Your task: Copy the lines below word for word, leaving out the pictures.

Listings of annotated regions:

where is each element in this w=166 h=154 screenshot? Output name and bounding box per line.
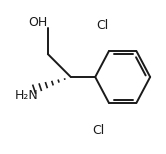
Text: OH: OH (28, 16, 47, 28)
Text: Cl: Cl (92, 124, 104, 137)
Text: H₂N: H₂N (14, 89, 38, 102)
Text: Cl: Cl (97, 19, 109, 32)
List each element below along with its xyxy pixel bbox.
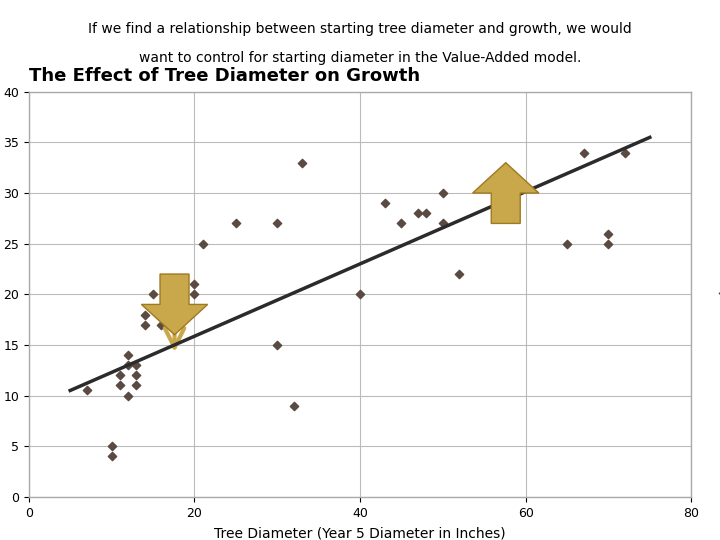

Task response:
where is each element in this w=166 h=154 screenshot? Output name and bounding box per line.
Text: OH: OH (28, 16, 47, 28)
Text: Cl: Cl (92, 124, 104, 137)
Text: H₂N: H₂N (14, 89, 38, 102)
Text: Cl: Cl (97, 19, 109, 32)
List each element below along with its xyxy pixel bbox.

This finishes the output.